(TASK STATEMENT) Please repeat all of the lines that follow, exactly as written.

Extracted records
########

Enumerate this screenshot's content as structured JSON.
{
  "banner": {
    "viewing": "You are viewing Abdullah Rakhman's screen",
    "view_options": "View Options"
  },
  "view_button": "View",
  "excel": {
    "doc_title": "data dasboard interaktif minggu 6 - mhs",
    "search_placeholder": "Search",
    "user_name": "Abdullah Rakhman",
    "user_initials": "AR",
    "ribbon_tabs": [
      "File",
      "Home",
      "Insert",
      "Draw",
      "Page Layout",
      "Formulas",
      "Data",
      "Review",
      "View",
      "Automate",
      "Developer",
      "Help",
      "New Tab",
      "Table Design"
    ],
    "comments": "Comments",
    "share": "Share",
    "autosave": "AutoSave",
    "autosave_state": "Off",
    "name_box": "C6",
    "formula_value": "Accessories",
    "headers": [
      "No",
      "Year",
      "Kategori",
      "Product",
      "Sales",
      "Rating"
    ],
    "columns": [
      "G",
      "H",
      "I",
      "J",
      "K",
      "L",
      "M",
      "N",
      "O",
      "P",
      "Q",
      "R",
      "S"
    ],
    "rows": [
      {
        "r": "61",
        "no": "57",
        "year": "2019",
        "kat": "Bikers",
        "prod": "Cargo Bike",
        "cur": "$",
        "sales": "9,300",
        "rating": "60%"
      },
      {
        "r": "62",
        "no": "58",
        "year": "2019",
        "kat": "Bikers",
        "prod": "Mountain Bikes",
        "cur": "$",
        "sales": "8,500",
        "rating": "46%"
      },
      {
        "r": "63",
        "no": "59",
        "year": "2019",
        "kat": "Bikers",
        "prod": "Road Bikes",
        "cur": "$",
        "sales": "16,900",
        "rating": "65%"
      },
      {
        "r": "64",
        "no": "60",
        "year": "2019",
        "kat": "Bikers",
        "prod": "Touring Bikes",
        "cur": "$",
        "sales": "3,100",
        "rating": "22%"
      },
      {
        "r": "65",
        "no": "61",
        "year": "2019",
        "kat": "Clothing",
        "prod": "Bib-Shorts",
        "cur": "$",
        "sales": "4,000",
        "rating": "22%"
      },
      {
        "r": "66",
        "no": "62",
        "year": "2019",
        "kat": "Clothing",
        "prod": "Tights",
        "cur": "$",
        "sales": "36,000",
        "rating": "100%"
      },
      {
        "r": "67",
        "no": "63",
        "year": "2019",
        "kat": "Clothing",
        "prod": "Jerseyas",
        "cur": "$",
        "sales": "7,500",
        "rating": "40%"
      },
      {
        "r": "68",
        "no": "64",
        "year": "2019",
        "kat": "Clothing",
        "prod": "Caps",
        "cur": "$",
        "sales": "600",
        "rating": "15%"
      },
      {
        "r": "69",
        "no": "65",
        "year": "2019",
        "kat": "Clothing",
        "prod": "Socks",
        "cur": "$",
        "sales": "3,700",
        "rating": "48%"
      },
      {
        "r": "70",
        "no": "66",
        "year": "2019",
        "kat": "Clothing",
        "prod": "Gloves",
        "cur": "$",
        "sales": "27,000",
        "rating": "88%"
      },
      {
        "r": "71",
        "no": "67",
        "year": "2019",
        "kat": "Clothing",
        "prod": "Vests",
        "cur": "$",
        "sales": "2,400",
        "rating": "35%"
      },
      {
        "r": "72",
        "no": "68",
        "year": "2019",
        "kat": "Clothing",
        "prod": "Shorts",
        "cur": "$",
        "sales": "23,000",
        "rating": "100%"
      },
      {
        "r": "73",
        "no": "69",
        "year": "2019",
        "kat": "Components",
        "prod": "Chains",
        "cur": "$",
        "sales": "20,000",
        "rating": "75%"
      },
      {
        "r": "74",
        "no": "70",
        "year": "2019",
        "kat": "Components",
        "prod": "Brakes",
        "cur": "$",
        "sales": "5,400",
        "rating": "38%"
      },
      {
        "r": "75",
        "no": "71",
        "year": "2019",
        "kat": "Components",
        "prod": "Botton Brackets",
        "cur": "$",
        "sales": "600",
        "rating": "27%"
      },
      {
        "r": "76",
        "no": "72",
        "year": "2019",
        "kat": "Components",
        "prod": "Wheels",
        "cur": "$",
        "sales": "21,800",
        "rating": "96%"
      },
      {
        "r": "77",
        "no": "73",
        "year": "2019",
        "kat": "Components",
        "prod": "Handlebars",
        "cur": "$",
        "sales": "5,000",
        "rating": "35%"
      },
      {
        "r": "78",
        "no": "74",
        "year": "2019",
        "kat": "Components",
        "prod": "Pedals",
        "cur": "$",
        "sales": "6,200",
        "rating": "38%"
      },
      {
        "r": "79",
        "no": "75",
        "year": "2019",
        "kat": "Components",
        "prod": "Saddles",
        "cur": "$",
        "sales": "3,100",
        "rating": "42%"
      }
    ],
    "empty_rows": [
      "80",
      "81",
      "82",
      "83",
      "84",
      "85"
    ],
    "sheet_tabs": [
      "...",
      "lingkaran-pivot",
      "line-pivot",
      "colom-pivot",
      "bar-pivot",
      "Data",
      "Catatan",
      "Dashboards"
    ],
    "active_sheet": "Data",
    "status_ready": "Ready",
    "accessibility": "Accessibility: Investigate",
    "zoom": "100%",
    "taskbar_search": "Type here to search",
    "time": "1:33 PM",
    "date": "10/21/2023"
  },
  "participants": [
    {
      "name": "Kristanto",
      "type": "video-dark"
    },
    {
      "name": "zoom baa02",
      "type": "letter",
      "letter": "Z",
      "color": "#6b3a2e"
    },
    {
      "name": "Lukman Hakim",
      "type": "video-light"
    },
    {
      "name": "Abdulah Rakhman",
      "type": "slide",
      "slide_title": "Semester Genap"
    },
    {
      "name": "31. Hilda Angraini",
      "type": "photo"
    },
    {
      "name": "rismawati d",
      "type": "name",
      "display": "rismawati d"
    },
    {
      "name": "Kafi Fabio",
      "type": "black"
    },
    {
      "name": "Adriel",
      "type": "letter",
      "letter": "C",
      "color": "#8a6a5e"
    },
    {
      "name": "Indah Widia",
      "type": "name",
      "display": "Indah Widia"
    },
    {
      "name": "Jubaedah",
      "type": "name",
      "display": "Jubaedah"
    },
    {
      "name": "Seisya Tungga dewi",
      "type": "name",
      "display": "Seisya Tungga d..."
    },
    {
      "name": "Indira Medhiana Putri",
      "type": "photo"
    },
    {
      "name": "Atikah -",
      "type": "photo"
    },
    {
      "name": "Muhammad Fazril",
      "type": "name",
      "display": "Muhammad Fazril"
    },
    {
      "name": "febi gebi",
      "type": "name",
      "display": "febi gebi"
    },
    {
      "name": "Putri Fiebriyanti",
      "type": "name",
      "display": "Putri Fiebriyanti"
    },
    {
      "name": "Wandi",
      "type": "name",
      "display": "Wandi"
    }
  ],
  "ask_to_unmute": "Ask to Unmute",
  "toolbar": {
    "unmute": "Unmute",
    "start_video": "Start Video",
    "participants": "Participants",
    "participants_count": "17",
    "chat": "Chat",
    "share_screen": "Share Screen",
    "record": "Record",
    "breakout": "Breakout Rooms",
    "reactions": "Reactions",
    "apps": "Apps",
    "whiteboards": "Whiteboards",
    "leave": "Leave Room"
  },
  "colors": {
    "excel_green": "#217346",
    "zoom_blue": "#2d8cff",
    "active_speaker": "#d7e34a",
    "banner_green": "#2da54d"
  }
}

########

(TASK RESULT)
Enumerate this screenshot's content as structured JSON.
{
  "banner": {
    "viewing": "You are viewing Abdullah Rakhman's screen",
    "view_options": "View Options"
  },
  "view_button": "View",
  "excel": {
    "doc_title": "data dasboard interaktif minggu 6 - mhs",
    "search_placeholder": "Search",
    "user_name": "Abdullah Rakhman",
    "user_initials": "AR",
    "ribbon_tabs": [
      "File",
      "Home",
      "Insert",
      "Draw",
      "Page Layout",
      "Formulas",
      "Data",
      "Review",
      "View",
      "Automate",
      "Developer",
      "Help",
      "New Tab",
      "Table Design"
    ],
    "comments": "Comments",
    "share": "Share",
    "autosave": "AutoSave",
    "autosave_state": "Off",
    "name_box": "C6",
    "formula_value": "Accessories",
    "headers": [
      "No",
      "Year",
      "Kategori",
      "Product",
      "Sales",
      "Rating"
    ],
    "columns": [
      "G",
      "H",
      "I",
      "J",
      "K",
      "L",
      "M",
      "N",
      "O",
      "P",
      "Q",
      "R",
      "S"
    ],
    "rows": [
      {
        "r": "61",
        "no": "57",
        "year": "2019",
        "kat": "Bikers",
        "prod": "Cargo Bike",
        "cur": "$",
        "sales": "9,300",
        "rating": "60%"
      },
      {
        "r": "62",
        "no": "58",
        "year": "2019",
        "kat": "Bikers",
        "prod": "Mountain Bikes",
        "cur": "$",
        "sales": "8,500",
        "rating": "46%"
      },
      {
        "r": "63",
        "no": "59",
        "year": "2019",
        "kat": "Bikers",
        "prod": "Road Bikes",
        "cur": "$",
        "sales": "16,900",
        "rating": "65%"
      },
      {
        "r": "64",
        "no": "60",
        "year": "2019",
        "kat": "Bikers",
        "prod": "Touring Bikes",
        "cur": "$",
        "sales": "3,100",
        "rating": "22%"
      },
      {
        "r": "65",
        "no": "61",
        "year": "2019",
        "kat": "Clothing",
        "prod": "Bib-Shorts",
        "cur": "$",
        "sales": "4,000",
        "rating": "22%"
      },
      {
        "r": "66",
        "no": "62",
        "year": "2019",
        "kat": "Clothing",
        "prod": "Tights",
        "cur": "$",
        "sales": "36,000",
        "rating": "100%"
      },
      {
        "r": "67",
        "no": "63",
        "year": "2019",
        "kat": "Clothing",
        "prod": "Jerseyas",
        "cur": "$",
        "sales": "7,500",
        "rating": "40%"
      },
      {
        "r": "68",
        "no": "64",
        "year": "2019",
        "kat": "Clothing",
        "prod": "Caps",
        "cur": "$",
        "sales": "600",
        "rating": "15%"
      },
      {
        "r": "69",
        "no": "65",
        "year": "2019",
        "kat": "Clothing",
        "prod": "Socks",
        "cur": "$",
        "sales": "3,700",
        "rating": "48%"
      },
      {
        "r": "70",
        "no": "66",
        "year": "2019",
        "kat": "Clothing",
        "prod": "Gloves",
        "cur": "$",
        "sales": "27,000",
        "rating": "88%"
      },
      {
        "r": "71",
        "no": "67",
        "year": "2019",
        "kat": "Clothing",
        "prod": "Vests",
        "cur": "$",
        "sales": "2,400",
        "rating": "35%"
      },
      {
        "r": "72",
        "no": "68",
        "year": "2019",
        "kat": "Clothing",
        "prod": "Shorts",
        "cur": "$",
        "sales": "23,000",
        "rating": "100%"
      },
      {
        "r": "73",
        "no": "69",
        "year": "2019",
        "kat": "Components",
        "prod": "Chains",
        "cur": "$",
        "sales": "20,000",
        "rating": "75%"
      },
      {
        "r": "74",
        "no": "70",
        "year": "2019",
        "kat": "Components",
        "prod": "Brakes",
        "cur": "$",
        "sales": "5,400",
        "rating": "38%"
      },
      {
        "r": "75",
        "no": "71",
        "year": "2019",
        "kat": "Components",
        "prod": "Botton Brackets",
        "cur": "$",
        "sales": "600",
        "rating": "27%"
      },
      {
        "r": "76",
        "no": "72",
        "year": "2019",
        "kat": "Components",
        "prod": "Wheels",
        "cur": "$",
        "sales": "21,800",
        "rating": "96%"
      },
      {
        "r": "77",
        "no": "73",
        "year": "2019",
        "kat": "Components",
        "prod": "Handlebars",
        "cur": "$",
        "sales": "5,000",
        "rating": "35%"
      },
      {
        "r": "78",
        "no": "74",
        "year": "2019",
        "kat": "Components",
        "prod": "Pedals",
        "cur": "$",
        "sales": "6,200",
        "rating": "38%"
      },
      {
        "r": "79",
        "no": "75",
        "year": "2019",
        "kat": "Components",
        "prod": "Saddles",
        "cur": "$",
        "sales": "3,100",
        "rating": "42%"
      }
    ],
    "empty_rows": [
      "80",
      "81",
      "82",
      "83",
      "84",
      "85"
    ],
    "sheet_tabs": [
      "...",
      "lingkaran-pivot",
      "line-pivot",
      "colom-pivot",
      "bar-pivot",
      "Data",
      "Catatan",
      "Dashboards"
    ],
    "active_sheet": "Data",
    "status_ready": "Ready",
    "accessibility": "Accessibility: Investigate",
    "zoom": "100%",
    "taskbar_search": "Type here to search",
    "time": "1:33 PM",
    "date": "10/21/2023"
  },
  "participants": [
    {
      "name": "Kristanto",
      "type": "video-dark"
    },
    {
      "name": "zoom baa02",
      "type": "letter",
      "letter": "Z",
      "color": "#6b3a2e"
    },
    {
      "name": "Lukman Hakim",
      "type": "video-light"
    },
    {
      "name": "Abdulah Rakhman",
      "type": "slide",
      "slide_title": "Semester Genap"
    },
    {
      "name": "31. Hilda Angraini",
      "type": "photo"
    },
    {
      "name": "rismawati d",
      "type": "name",
      "display": "rismawati d"
    },
    {
      "name": "Kafi Fabio",
      "type": "black"
    },
    {
      "name": "Adriel",
      "type": "letter",
      "letter": "C",
      "color": "#8a6a5e"
    },
    {
      "name": "Indah Widia",
      "type": "name",
      "display": "Indah Widia"
    },
    {
      "name": "Jubaedah",
      "type": "name",
      "display": "Jubaedah"
    },
    {
      "name": "Seisya Tungga dewi",
      "type": "name",
      "display": "Seisya Tungga d..."
    },
    {
      "name": "Indira Medhiana Putri",
      "type": "photo"
    },
    {
      "name": "Atikah -",
      "type": "photo"
    },
    {
      "name": "Muhammad Fazril",
      "type": "name",
      "display": "Muhammad Fazril"
    },
    {
      "name": "febi gebi",
      "type": "name",
      "display": "febi gebi"
    },
    {
      "name": "Putri Fiebriyanti",
      "type": "name",
      "display": "Putri Fiebriyanti"
    },
    {
      "name": "Wandi",
      "type": "name",
      "display": "Wandi"
    }
  ],
  "ask_to_unmute": "Ask to Unmute",
  "toolbar": {
    "unmute": "Unmute",
    "start_video": "Start Video",
    "participants": "Participants",
    "participants_count": "17",
    "chat": "Chat",
    "share_screen": "Share Screen",
    "record": "Record",
    "breakout": "Breakout Rooms",
    "reactions": "Reactions",
    "apps": "Apps",
    "whiteboards": "Whiteboards",
    "leave": "Leave Room"
  },
  "colors": {
    "excel_green": "#217346",
    "zoom_blue": "#2d8cff",
    "active_speaker": "#d7e34a",
    "banner_green": "#2da54d"
  }
}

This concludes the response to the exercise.